§ Data for processing:
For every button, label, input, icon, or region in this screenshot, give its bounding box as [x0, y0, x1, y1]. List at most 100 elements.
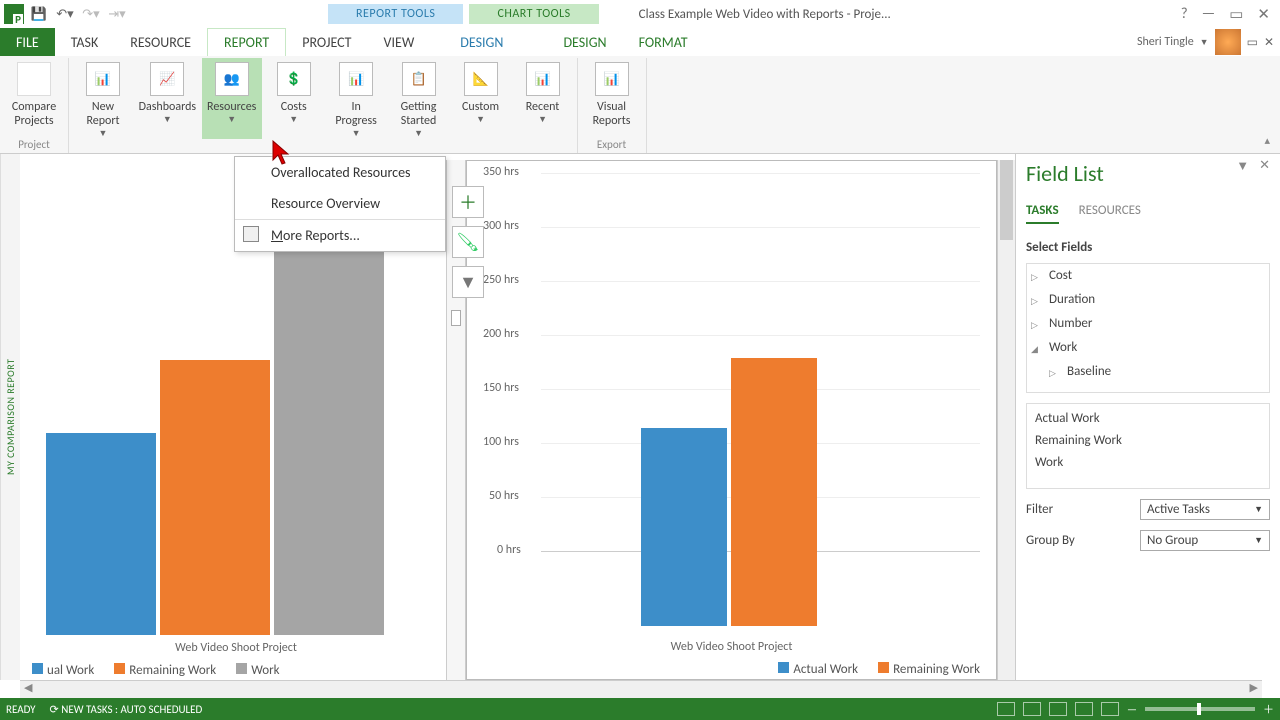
menu-resource-overview[interactable]: Resource Overview	[235, 188, 445, 219]
sel-field-work[interactable]: Work	[1035, 452, 1261, 474]
vertical-scrollbar[interactable]	[997, 160, 1015, 680]
view-btn-4[interactable]	[1075, 702, 1093, 716]
menu-overallocated-resources[interactable]: Overallocated Resources	[235, 157, 445, 188]
field-tree[interactable]: Cost Duration Number Work Baseline	[1026, 263, 1270, 393]
bar-actual-work-l	[46, 433, 156, 635]
chart-right[interactable]: 350 hrs 300 hrs 250 hrs 200 hrs 150 hrs …	[466, 160, 997, 680]
costs-button[interactable]: 💲Costs▼	[264, 58, 324, 139]
selected-fields[interactable]: Actual Work Remaining Work Work	[1026, 403, 1270, 489]
status-ready: READY	[6, 703, 36, 716]
work-area: MY COMPARISON REPORT Web Video Shoot Pro…	[0, 154, 1280, 680]
resources-dropdown-menu: Overallocated Resources Resource Overvie…	[234, 156, 446, 252]
tab-format[interactable]: FORMAT	[623, 28, 704, 56]
subwin-restore-icon[interactable]: ▭	[1247, 35, 1258, 50]
group-label-export: Export	[597, 138, 626, 153]
status-scheduling[interactable]: ⟳ NEW TASKS : AUTO SCHEDULED	[50, 703, 203, 716]
bar-remaining-work-r	[731, 358, 817, 626]
help-icon[interactable]: ?	[1181, 5, 1188, 24]
tab-report[interactable]: REPORT	[207, 28, 286, 56]
group-by-row: Group By No Group▼	[1026, 530, 1270, 551]
view-btn-2[interactable]	[1023, 702, 1041, 716]
tree-work[interactable]: Work	[1031, 336, 1269, 360]
resources-button[interactable]: 👥Resources▼	[202, 58, 262, 139]
tab-file[interactable]: FILE	[0, 28, 55, 56]
qat-more-icon[interactable]: ⇥▾	[106, 3, 128, 25]
tab-view[interactable]: VIEW	[368, 28, 431, 56]
group-label-view-reports	[322, 139, 325, 154]
tree-duration[interactable]: Duration	[1031, 288, 1269, 312]
pane-title: Field List	[1026, 160, 1270, 187]
save-icon[interactable]: 💾	[28, 3, 50, 25]
pane-close-icon[interactable]: ✕	[1259, 158, 1270, 174]
view-btn-5[interactable]	[1101, 702, 1119, 716]
tree-baseline[interactable]: Baseline	[1049, 360, 1269, 384]
chart-left-category: Web Video Shoot Project	[32, 635, 440, 659]
minimize-icon[interactable]: —	[1202, 5, 1216, 24]
user-area[interactable]: Sheri Tingle▼ ▭ ✕	[1137, 28, 1280, 56]
contextual-tab-labels: REPORT TOOLS CHART TOOLS	[328, 4, 599, 24]
zoom-slider[interactable]	[1145, 707, 1255, 711]
chart-right-category: Web Video Shoot Project	[473, 634, 990, 658]
tree-cost[interactable]: Cost	[1031, 264, 1269, 288]
menu-more-reports[interactable]: More Reports...	[235, 219, 445, 251]
status-bar: READY ⟳ NEW TASKS : AUTO SCHEDULED — ＋	[0, 698, 1280, 720]
chart-left-legend: ual Work Remaining Work Work	[32, 659, 440, 680]
chart-right-plot: 350 hrs 300 hrs 250 hrs 200 hrs 150 hrs …	[473, 165, 990, 634]
tab-task[interactable]: TASK	[55, 28, 115, 56]
view-btn-1[interactable]	[997, 702, 1015, 716]
group-by-select[interactable]: No Group▼	[1140, 530, 1270, 551]
pane-dropdown-icon[interactable]: ▼	[1236, 158, 1249, 174]
zoom-in-icon[interactable]: ＋	[1263, 701, 1274, 717]
side-report-label[interactable]: MY COMPARISON REPORT	[0, 154, 20, 680]
chart-filter-icon[interactable]: ▼	[452, 266, 484, 298]
getting-started-button[interactable]: 📋Getting Started▼	[389, 58, 449, 139]
ribbon-group-view-reports: 📊New Report▼ 📈Dashboards▼ 👥Resources▼ 💲C…	[69, 58, 578, 153]
in-progress-button[interactable]: 📊In Progress▼	[326, 58, 387, 139]
undo-icon[interactable]: ↶▾	[54, 3, 76, 25]
pane-tab-tasks[interactable]: TASKS	[1026, 203, 1059, 224]
ribbon: Compare Projects Project 📊New Report▼ 📈D…	[0, 56, 1280, 154]
pane-controls: ▼✕	[1236, 158, 1270, 174]
charts-area: Web Video Shoot Project ual Work Remaini…	[20, 154, 1015, 680]
view-btn-3[interactable]	[1049, 702, 1067, 716]
sel-field-remaining[interactable]: Remaining Work	[1035, 430, 1261, 452]
report-tools-label: REPORT TOOLS	[328, 4, 463, 24]
quick-access-toolbar: 💾 ↶▾ ↷▾ ⇥▾	[0, 3, 128, 25]
visual-reports-button[interactable]: 📊Visual Reports	[582, 58, 642, 138]
bar-remaining-work-l	[160, 360, 270, 635]
sel-field-actual[interactable]: Actual Work	[1035, 408, 1261, 430]
ribbon-tabs: FILE TASK RESOURCE REPORT PROJECT VIEW D…	[0, 28, 1280, 56]
close-icon[interactable]: ✕	[1257, 5, 1270, 24]
document-title: Class Example Web Video with Reports - P…	[639, 7, 891, 22]
zoom-out-icon[interactable]: —	[1127, 703, 1137, 716]
chevron-down-icon: ▼	[1254, 535, 1263, 546]
chart-plus-icon[interactable]: ＋	[452, 186, 484, 218]
user-dropdown-icon[interactable]: ▼	[1200, 37, 1209, 48]
dashboards-button[interactable]: 📈Dashboards▼	[135, 58, 200, 139]
select-fields-label: Select Fields	[1026, 240, 1270, 255]
chart-float-buttons: ＋ 🖌 ▼	[452, 186, 484, 298]
horizontal-scrollbar[interactable]	[20, 680, 1262, 698]
tab-project[interactable]: PROJECT	[286, 28, 367, 56]
subwin-close-icon[interactable]: ✕	[1264, 35, 1274, 50]
restore-icon[interactable]: ▭	[1229, 5, 1243, 24]
redo-icon[interactable]: ↷▾	[80, 3, 102, 25]
tab-design-report[interactable]: DESIGN	[444, 28, 519, 56]
chevron-down-icon: ▼	[1254, 504, 1263, 515]
pane-tab-resources[interactable]: RESOURCES	[1079, 203, 1141, 224]
new-report-button[interactable]: 📊New Report▼	[73, 58, 133, 139]
filter-row: Filter Active Tasks▼	[1026, 499, 1270, 520]
filter-select[interactable]: Active Tasks▼	[1140, 499, 1270, 520]
ribbon-group-export: 📊Visual Reports Export	[578, 58, 647, 153]
recent-button[interactable]: 📊Recent▼	[513, 58, 573, 139]
custom-button[interactable]: 📐Custom▼	[451, 58, 511, 139]
pane-tabs: TASKS RESOURCES	[1026, 203, 1270, 224]
compare-projects-button[interactable]: Compare Projects	[4, 58, 64, 138]
tab-resource[interactable]: RESOURCE	[114, 28, 207, 56]
tab-design-chart[interactable]: DESIGN	[547, 28, 622, 56]
more-reports-icon	[243, 226, 259, 242]
chart-brush-icon[interactable]: 🖌	[452, 226, 484, 258]
avatar[interactable]	[1215, 29, 1241, 55]
chart-right-legend: Actual Work Remaining Work	[473, 658, 990, 679]
tree-number[interactable]: Number	[1031, 312, 1269, 336]
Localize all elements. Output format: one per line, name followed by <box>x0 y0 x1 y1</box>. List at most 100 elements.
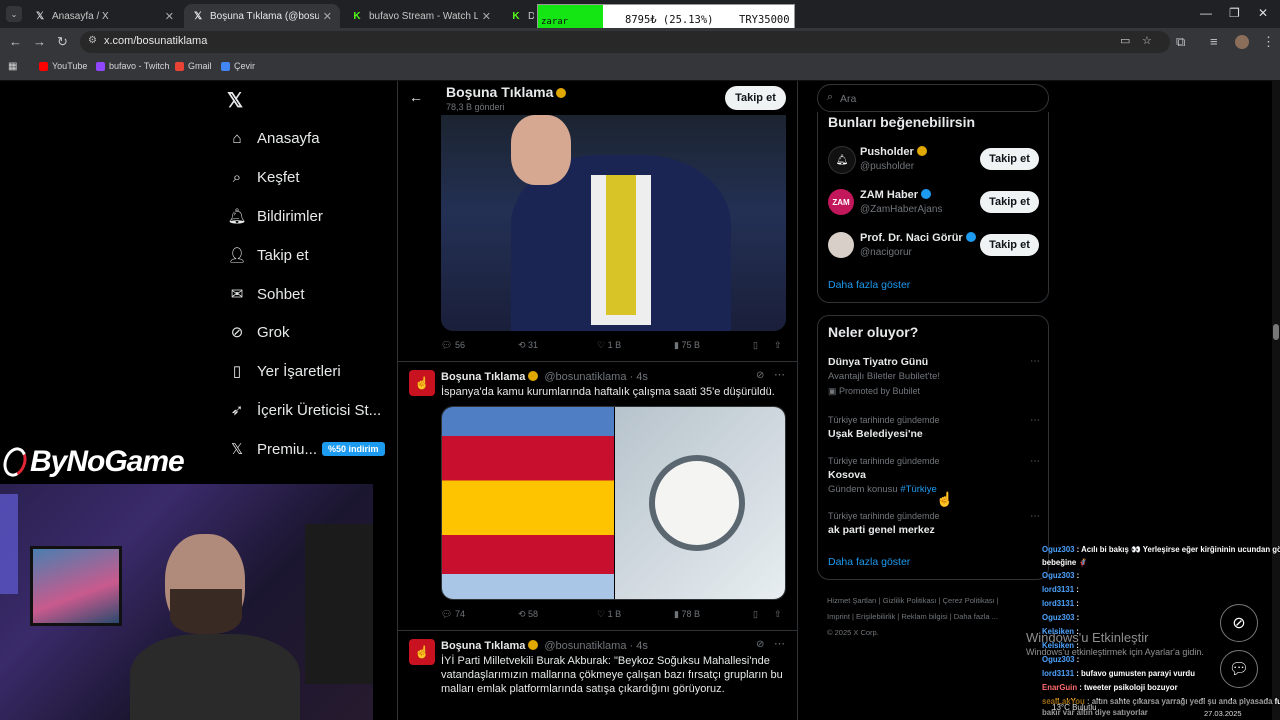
follow-button[interactable]: Takip et <box>980 191 1039 213</box>
trend-hashtag[interactable]: #Türkiye <box>900 484 936 495</box>
bookmark-icon[interactable]: ▯ <box>753 609 758 620</box>
more-options-icon[interactable]: ⋯ <box>1030 415 1040 426</box>
nav-label: Grok <box>257 323 290 341</box>
more-options-icon[interactable]: ⋯ <box>1030 511 1040 522</box>
address-bar[interactable]: ⚙ x.com/bosunatiklama ▭ ☆ <box>80 31 1170 53</box>
footer-link[interactable]: Imprint <box>827 612 850 621</box>
nav-notifications[interactable]: 🔔︎ Bildirimler <box>227 206 322 226</box>
messages-fab-button[interactable]: 💬︎ <box>1220 650 1258 688</box>
nav-label: Takip et <box>257 246 309 264</box>
avatar[interactable]: ☝ <box>409 639 435 665</box>
nav-messages[interactable]: ✉ Sohbet <box>227 284 305 304</box>
minimize-icon[interactable]: — <box>1200 6 1212 20</box>
reply-count: 56 <box>454 340 465 350</box>
show-more-link[interactable]: Daha fazla göster <box>828 279 910 291</box>
tweet-author[interactable]: Boşuna Tıklama @bosunatiklama · 4s <box>441 640 648 652</box>
trend-item[interactable]: Türkiye tarihinde gündemde Kosova Gündem… <box>828 456 1040 495</box>
bookmark-translate[interactable]: Çevir <box>221 61 255 71</box>
scrollbar-thumb[interactable] <box>1273 324 1279 340</box>
search-input[interactable]: ⌕ Ara <box>817 84 1049 112</box>
grok-icon[interactable]: ⊘ <box>756 639 764 650</box>
profile-name: Boşuna Tıklama <box>446 84 567 100</box>
trend-context: Türkiye tarihinde gündemde <box>828 511 940 521</box>
browser-tab-active[interactable]: 𝕏 Boşuna Tıklama (@bosunatiklama) / X ✕ <box>184 4 340 28</box>
nav-home[interactable]: ⌂ Anasayfa <box>227 128 319 148</box>
trend-item[interactable]: Türkiye tarihinde gündemde Uşak Belediye… <box>828 415 1040 440</box>
tweet-image[interactable] <box>441 406 786 600</box>
more-options-icon[interactable]: ⋯ <box>1030 456 1040 467</box>
more-options-icon[interactable]: ⋯ <box>1030 356 1040 367</box>
cast-icon[interactable]: ▭ <box>1120 34 1130 47</box>
chat-text: : <box>1076 585 1079 594</box>
reply-button[interactable]: 💬︎ 74 <box>441 609 465 620</box>
site-info-icon[interactable]: ⚙ <box>88 35 97 46</box>
follow-button[interactable]: Takip et <box>980 234 1039 256</box>
star-icon[interactable]: ☆ <box>1142 34 1152 47</box>
apps-icon[interactable]: ▦ <box>8 61 17 72</box>
tweet-image[interactable] <box>441 115 786 331</box>
nav-label: Keşfet <box>257 168 300 186</box>
nav-grok[interactable]: ⊘ Grok <box>227 322 290 342</box>
grok-icon[interactable]: ⊘ <box>756 370 764 381</box>
retweet-button[interactable]: ⟲ 58 <box>518 609 538 620</box>
views-button[interactable]: ▮ 75 B <box>674 340 700 351</box>
alarm-clock-image <box>615 407 785 599</box>
maximize-icon[interactable]: ❐ <box>1229 6 1240 20</box>
extensions-icon[interactable]: ⧉ <box>1176 34 1185 50</box>
author-name: Boşuna Tıklama <box>441 640 526 652</box>
follow-button[interactable]: Takip et <box>725 86 786 110</box>
tab-search-button[interactable]: ⌄ <box>6 6 22 22</box>
more-options-icon[interactable]: ⋯ <box>774 368 785 381</box>
show-more-link[interactable]: Daha fazla göster <box>828 556 910 568</box>
more-options-icon[interactable]: ⋯ <box>774 637 785 650</box>
tweet-author[interactable]: Boşuna Tıklama @bosunatiklama · 4s <box>441 371 648 383</box>
browser-tab[interactable]: 𝕏 Anasayfa / X ✕ <box>26 4 182 28</box>
suggestion-item[interactable]: Prof. Dr. Naci Görür @nacigorur Takip et <box>828 228 1040 264</box>
close-icon[interactable]: ✕ <box>165 10 174 23</box>
browser-tab[interactable]: K Dro <box>502 4 542 28</box>
trend-item[interactable]: Türkiye tarihinde gündemde ak parti gene… <box>828 511 1040 536</box>
share-icon[interactable]: ⇧ <box>774 340 782 351</box>
back-arrow-icon[interactable]: ← <box>409 89 423 105</box>
suggestion-item[interactable]: 🔔︎ Pusholder @pusholder Takip et <box>828 142 1040 178</box>
follow-button[interactable]: Takip et <box>980 148 1039 170</box>
footer-link[interactable]: Daha fazla ... <box>954 612 998 621</box>
reload-icon[interactable]: ↻ <box>57 34 68 50</box>
browser-tab[interactable]: K bufavo Stream - Watch Live on Kick ✕ <box>343 4 499 28</box>
nav-follow[interactable]: 👤︎ Takip et <box>227 245 309 265</box>
reading-list-icon[interactable]: ≡ <box>1210 34 1218 49</box>
nav-creator-studio[interactable]: ➶ İçerik Üreticisi St... <box>227 400 381 420</box>
footer-link[interactable]: Reklam bilgisi <box>901 612 947 621</box>
share-icon[interactable]: ⇧ <box>774 609 782 620</box>
menu-icon[interactable]: ⋮ <box>1262 34 1275 50</box>
retweet-button[interactable]: ⟲ 31 <box>518 340 538 351</box>
like-button[interactable]: ♡ 1 B <box>597 340 621 351</box>
forward-arrow-icon[interactable]: → <box>33 34 46 49</box>
suggestion-item[interactable]: ZAM ZAM Haber @ZamHaberAjans Takip et <box>828 185 1040 221</box>
close-icon[interactable]: ✕ <box>482 10 491 23</box>
avatar[interactable]: ☝ <box>409 370 435 396</box>
profile-avatar[interactable] <box>1235 35 1249 49</box>
nav-bookmarks[interactable]: ▯ Yer İşaretleri <box>227 361 341 381</box>
footer-link[interactable]: Erişilebilirlik <box>856 612 895 621</box>
nav-premium[interactable]: 𝕏 Premiu... <box>227 439 317 459</box>
close-icon[interactable]: ✕ <box>323 10 332 23</box>
trend-item[interactable]: Dünya Tiyatro Günü Avantajlı Biletler Bu… <box>828 356 1040 397</box>
bookmark-twitch[interactable]: bufavo - Twitch <box>96 61 169 71</box>
like-button[interactable]: ♡ 1 B <box>597 609 621 620</box>
footer-link[interactable]: Hizmet Şartları <box>827 596 877 605</box>
bookmark-icon[interactable]: ▯ <box>753 340 758 351</box>
footer-link[interactable]: Gizlilik Politikası <box>883 596 937 605</box>
bookmark-gmail[interactable]: Gmail <box>175 61 212 71</box>
views-button[interactable]: ▮ 78 B <box>674 609 700 620</box>
kick-logo-icon: K <box>353 10 361 22</box>
back-arrow-icon[interactable]: ← <box>9 34 22 49</box>
reply-button[interactable]: 💬︎ 56 <box>441 340 465 351</box>
grok-fab-button[interactable]: ⊘ <box>1220 604 1258 642</box>
nav-explore[interactable]: ⌕ Keşfet <box>227 167 300 187</box>
footer-link[interactable]: Çerez Politikası <box>943 596 995 605</box>
chat-user: lord3131 <box>1042 669 1075 678</box>
x-logo-icon[interactable]: 𝕏 <box>227 88 243 113</box>
close-window-icon[interactable]: ✕ <box>1258 6 1268 20</box>
bookmark-youtube[interactable]: YouTube <box>39 61 87 71</box>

§ Objective:
Reproduce the data from the line containing "follow-button[interactable]: Takip et <box>980 191" through the line containing "address-bar[interactable]: ⚙ x.com/bosunatiklama" without any changes.

§ Exercise output:
follow-button[interactable]: Takip et <box>980 191 1039 213</box>
trend-hashtag[interactable]: #Türkiye <box>900 484 936 495</box>
bookmark-icon[interactable]: ▯ <box>753 609 758 620</box>
more-options-icon[interactable]: ⋯ <box>1030 415 1040 426</box>
nav-label: Grok <box>257 323 290 341</box>
more-options-icon[interactable]: ⋯ <box>1030 511 1040 522</box>
address-bar[interactable]: ⚙ x.com/bosunatiklama ▭ ☆ <box>80 31 1170 53</box>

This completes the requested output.